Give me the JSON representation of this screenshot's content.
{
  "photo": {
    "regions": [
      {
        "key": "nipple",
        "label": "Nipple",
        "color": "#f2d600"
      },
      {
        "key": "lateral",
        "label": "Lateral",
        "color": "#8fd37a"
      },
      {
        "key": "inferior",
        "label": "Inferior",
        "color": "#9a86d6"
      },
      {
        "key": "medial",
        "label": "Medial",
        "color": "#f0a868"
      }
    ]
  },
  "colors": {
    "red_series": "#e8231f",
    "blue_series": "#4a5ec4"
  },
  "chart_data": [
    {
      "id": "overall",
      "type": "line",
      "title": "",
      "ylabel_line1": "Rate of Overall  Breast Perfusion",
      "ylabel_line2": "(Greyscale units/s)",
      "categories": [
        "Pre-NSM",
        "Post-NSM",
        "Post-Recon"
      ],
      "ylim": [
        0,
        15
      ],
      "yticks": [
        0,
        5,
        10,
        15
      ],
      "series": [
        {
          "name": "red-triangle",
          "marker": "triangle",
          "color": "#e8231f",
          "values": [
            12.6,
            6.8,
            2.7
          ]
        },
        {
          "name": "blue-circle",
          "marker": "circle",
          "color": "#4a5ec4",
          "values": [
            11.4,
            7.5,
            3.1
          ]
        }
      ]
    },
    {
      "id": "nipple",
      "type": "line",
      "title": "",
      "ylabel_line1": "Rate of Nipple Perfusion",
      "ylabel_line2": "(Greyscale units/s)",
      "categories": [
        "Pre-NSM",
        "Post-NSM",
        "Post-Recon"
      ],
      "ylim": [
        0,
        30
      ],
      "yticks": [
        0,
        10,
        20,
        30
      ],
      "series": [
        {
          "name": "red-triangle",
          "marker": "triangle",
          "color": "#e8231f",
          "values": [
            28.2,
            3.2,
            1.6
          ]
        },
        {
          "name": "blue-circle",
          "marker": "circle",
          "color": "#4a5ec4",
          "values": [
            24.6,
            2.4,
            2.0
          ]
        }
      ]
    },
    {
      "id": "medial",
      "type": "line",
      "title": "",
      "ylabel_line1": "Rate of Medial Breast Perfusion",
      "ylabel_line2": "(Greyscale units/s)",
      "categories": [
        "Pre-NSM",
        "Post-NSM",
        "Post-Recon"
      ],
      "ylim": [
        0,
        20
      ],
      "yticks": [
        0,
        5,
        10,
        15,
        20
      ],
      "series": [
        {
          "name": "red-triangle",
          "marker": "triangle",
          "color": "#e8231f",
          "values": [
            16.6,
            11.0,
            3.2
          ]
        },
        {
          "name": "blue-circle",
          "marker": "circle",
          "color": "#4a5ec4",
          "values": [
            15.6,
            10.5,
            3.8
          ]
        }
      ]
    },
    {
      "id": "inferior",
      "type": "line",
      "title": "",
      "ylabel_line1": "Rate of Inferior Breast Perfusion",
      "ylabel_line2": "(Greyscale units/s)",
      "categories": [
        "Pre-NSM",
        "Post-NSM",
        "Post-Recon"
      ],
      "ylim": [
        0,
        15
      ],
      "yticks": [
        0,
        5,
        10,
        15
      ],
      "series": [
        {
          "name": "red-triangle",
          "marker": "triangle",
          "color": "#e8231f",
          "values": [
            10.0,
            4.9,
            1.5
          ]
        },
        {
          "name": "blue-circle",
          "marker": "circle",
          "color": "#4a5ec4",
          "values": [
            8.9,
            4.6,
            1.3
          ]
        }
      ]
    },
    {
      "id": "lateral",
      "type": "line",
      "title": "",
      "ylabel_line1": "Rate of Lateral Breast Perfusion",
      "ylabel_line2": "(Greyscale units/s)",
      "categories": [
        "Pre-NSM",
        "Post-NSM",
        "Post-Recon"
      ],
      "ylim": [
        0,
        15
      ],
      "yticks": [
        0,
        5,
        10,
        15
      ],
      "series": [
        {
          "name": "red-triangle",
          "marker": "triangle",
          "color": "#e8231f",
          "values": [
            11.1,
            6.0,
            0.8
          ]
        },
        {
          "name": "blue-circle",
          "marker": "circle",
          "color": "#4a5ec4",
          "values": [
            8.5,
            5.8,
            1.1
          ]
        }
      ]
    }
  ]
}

* **Set task**: Identify the lines in the entries above that contain "Breast", then copy them out.

* **Output of the task**:
      "ylabel_line1": "Rate of Overall  Breast Perfusion",
      "ylabel_line1": "Rate of Medial Breast Perfusion",
      "ylabel_line1": "Rate of Inferior Breast Perfusion",
      "ylabel_line1": "Rate of Lateral Breast Perfusion",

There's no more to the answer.